** START INFORMATION GIVEN **
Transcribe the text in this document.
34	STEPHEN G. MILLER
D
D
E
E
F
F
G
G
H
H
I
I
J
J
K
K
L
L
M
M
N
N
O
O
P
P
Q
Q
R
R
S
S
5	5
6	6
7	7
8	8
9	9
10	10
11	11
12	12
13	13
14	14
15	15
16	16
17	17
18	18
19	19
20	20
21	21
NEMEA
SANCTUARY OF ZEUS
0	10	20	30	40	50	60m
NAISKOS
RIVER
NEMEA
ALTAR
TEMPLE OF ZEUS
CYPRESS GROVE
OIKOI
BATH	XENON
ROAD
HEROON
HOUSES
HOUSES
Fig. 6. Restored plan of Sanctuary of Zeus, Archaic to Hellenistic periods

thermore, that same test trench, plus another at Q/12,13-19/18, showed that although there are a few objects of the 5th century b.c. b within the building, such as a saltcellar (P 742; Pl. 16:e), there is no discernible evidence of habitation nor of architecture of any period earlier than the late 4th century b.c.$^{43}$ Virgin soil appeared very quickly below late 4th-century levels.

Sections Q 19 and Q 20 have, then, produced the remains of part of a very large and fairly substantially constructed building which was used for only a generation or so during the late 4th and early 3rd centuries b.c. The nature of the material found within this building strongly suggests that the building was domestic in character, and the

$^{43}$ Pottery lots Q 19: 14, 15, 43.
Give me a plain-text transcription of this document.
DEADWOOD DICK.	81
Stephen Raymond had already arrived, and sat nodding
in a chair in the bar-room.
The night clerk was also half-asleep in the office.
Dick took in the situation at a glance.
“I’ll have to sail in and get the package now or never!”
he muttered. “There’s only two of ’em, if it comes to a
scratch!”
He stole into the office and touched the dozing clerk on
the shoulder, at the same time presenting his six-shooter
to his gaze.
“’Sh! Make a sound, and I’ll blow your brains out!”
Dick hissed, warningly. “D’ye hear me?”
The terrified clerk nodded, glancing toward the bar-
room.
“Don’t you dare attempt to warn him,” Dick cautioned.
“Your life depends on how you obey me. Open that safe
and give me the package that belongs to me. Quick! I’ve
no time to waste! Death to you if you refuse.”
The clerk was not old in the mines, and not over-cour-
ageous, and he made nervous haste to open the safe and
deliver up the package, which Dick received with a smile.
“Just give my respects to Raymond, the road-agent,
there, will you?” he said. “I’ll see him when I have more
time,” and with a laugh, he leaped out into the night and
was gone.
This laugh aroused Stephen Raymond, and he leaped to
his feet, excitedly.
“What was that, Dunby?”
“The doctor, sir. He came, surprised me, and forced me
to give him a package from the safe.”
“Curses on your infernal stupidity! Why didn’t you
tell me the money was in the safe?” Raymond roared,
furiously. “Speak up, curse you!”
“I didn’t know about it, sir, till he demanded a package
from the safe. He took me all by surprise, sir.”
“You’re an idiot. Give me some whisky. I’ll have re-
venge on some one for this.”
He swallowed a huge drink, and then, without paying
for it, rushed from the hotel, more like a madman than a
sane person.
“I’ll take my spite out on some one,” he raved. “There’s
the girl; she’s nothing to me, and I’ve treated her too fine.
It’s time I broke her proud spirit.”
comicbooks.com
** END INFORMATION GIVEN **
> [EXERCISE DIRECTIONS] Extract every line above containing the word "night".

> [SOLUTION FOR THIS TASK]
The night clerk was also half-asleep in the office.
time,” and with a laugh, he leaped out into the night and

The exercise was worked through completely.